Search the records for "were" and copy each line that holds it.

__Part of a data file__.
^^^^^^^^

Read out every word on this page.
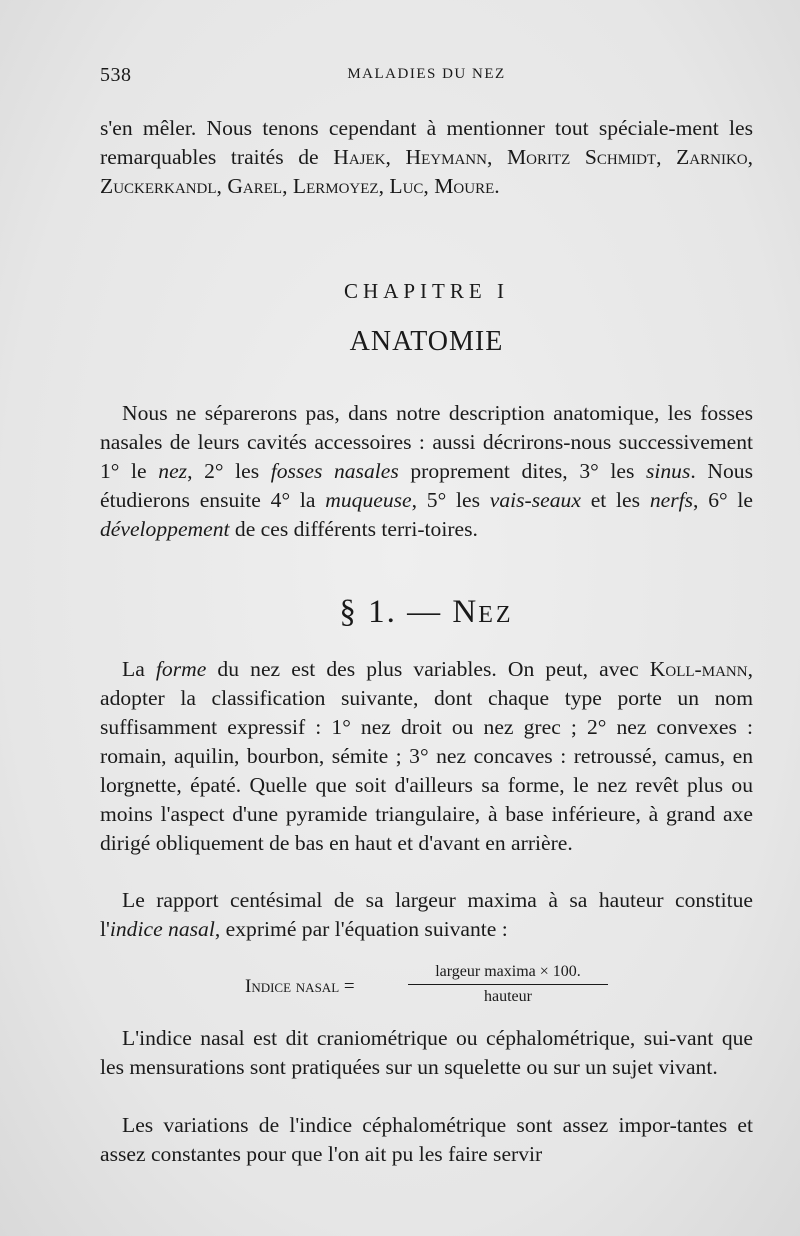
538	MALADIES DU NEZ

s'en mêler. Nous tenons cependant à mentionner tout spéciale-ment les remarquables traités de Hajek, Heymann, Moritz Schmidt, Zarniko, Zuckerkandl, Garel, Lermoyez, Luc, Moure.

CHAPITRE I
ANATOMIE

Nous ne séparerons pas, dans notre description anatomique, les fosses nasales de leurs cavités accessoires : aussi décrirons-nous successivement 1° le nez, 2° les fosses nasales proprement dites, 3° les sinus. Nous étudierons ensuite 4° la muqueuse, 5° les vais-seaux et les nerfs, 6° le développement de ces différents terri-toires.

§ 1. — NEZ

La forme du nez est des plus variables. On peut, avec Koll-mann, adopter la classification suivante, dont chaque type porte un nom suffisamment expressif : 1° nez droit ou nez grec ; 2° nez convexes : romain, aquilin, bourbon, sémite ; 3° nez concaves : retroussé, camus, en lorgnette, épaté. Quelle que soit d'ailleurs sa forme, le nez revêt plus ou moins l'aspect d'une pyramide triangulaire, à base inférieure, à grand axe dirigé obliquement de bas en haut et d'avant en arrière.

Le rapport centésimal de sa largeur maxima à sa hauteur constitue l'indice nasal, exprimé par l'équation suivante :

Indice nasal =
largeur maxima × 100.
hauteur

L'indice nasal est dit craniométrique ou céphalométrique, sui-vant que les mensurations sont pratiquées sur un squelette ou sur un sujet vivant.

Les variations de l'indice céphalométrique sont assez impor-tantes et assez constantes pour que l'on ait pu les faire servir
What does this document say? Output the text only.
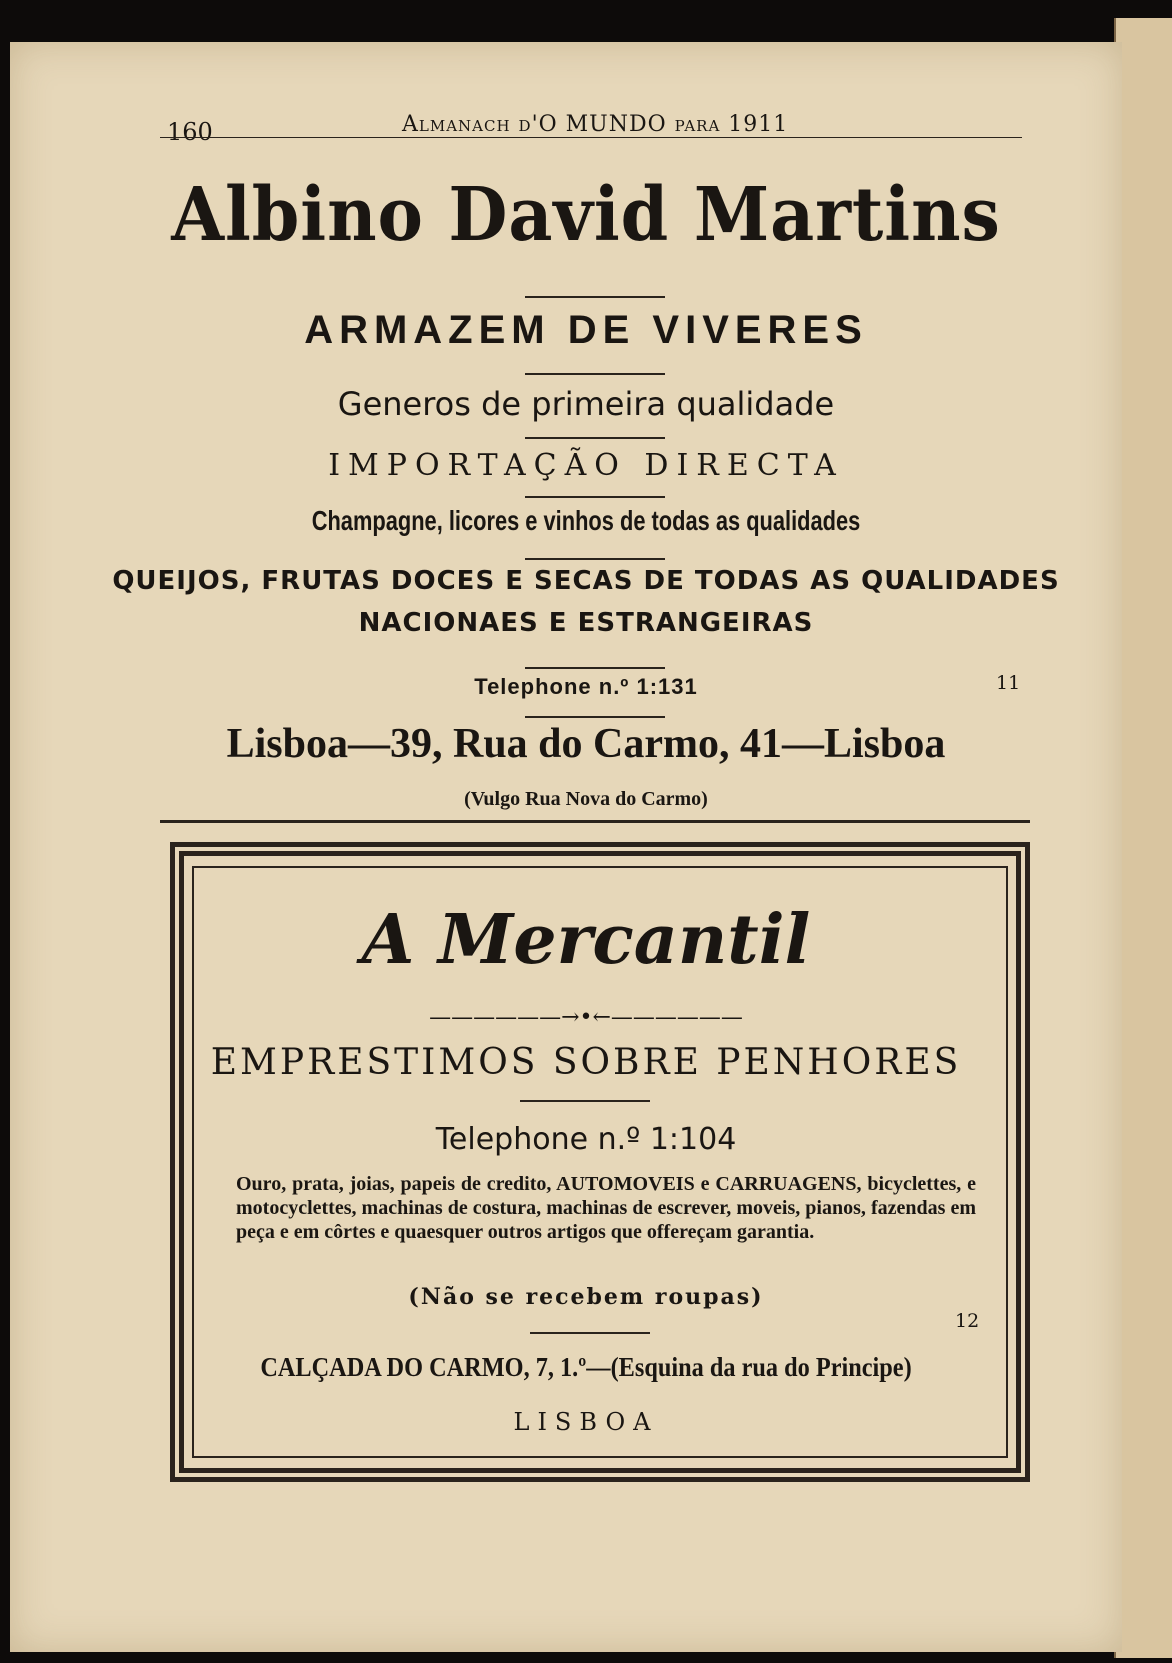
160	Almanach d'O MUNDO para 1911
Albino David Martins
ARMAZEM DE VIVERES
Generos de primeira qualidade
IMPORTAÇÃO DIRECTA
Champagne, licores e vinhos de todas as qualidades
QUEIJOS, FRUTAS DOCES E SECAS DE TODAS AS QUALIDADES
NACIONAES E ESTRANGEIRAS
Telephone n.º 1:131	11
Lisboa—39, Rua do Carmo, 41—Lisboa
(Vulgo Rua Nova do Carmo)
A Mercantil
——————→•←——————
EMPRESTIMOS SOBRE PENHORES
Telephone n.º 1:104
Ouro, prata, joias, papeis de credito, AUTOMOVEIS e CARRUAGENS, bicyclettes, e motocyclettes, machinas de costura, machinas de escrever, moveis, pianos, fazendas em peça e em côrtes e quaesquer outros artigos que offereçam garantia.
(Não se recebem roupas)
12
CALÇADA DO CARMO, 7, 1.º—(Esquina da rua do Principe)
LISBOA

^^^^^^^^

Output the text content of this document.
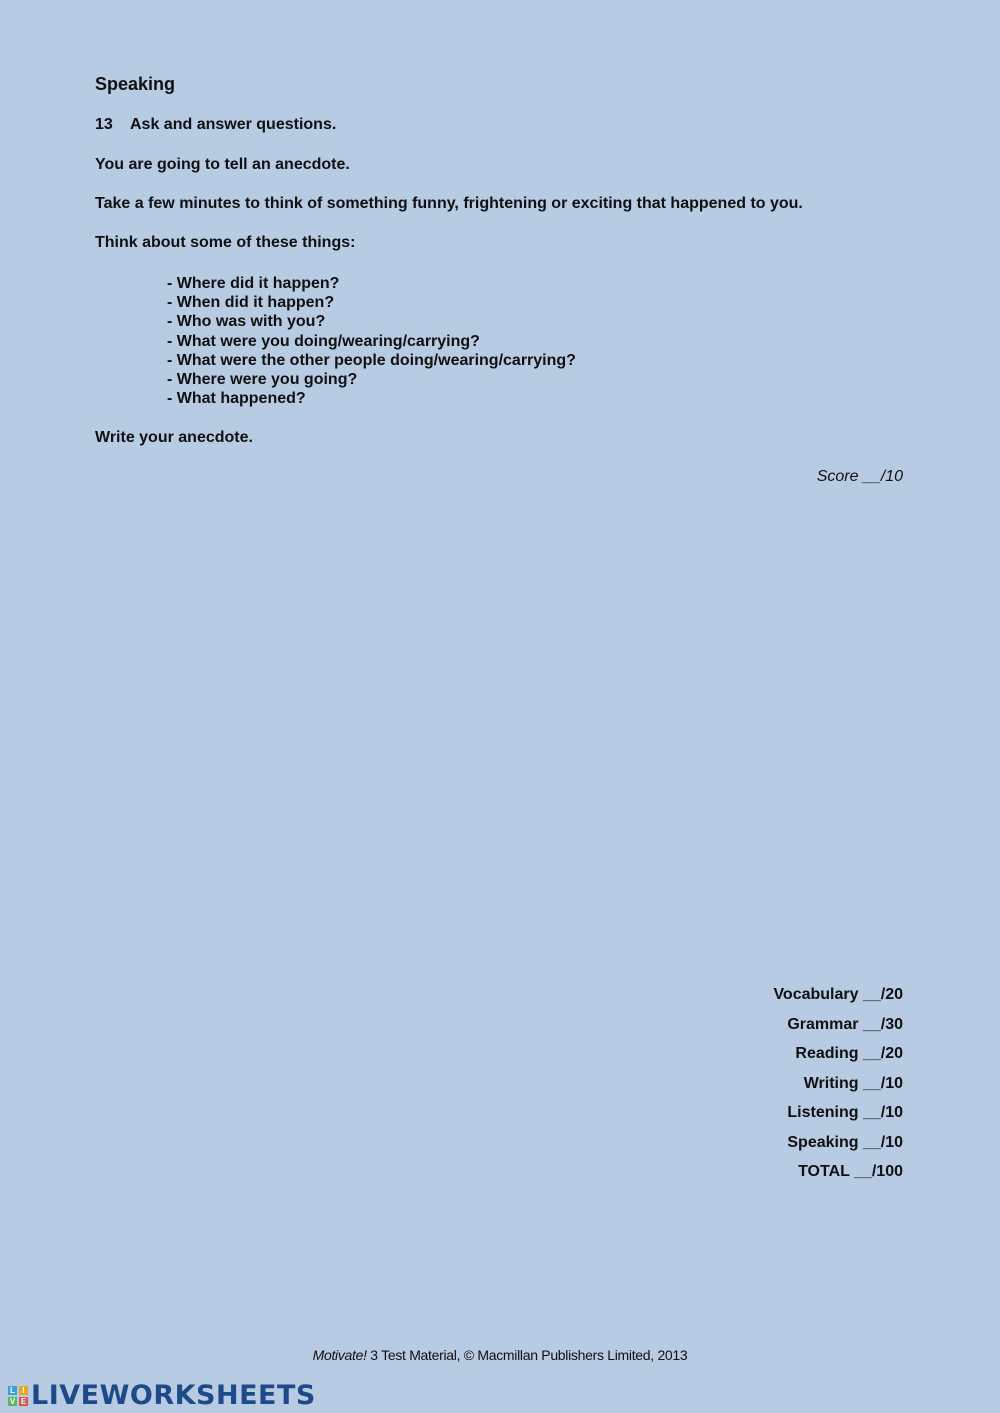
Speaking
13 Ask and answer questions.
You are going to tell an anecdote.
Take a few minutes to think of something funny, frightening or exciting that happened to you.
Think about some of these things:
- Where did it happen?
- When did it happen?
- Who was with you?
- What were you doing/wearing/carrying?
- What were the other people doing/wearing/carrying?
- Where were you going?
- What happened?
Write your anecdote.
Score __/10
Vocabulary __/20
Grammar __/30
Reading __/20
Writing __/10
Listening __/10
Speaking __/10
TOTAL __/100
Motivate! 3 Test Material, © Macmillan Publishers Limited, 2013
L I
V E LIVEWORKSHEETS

^^^^^^^^

__SOLUTION TO THIS TASK__.
- What were you doing/wearing/carrying?
- What were the other people doing/wearing/carrying?
- Where were you going?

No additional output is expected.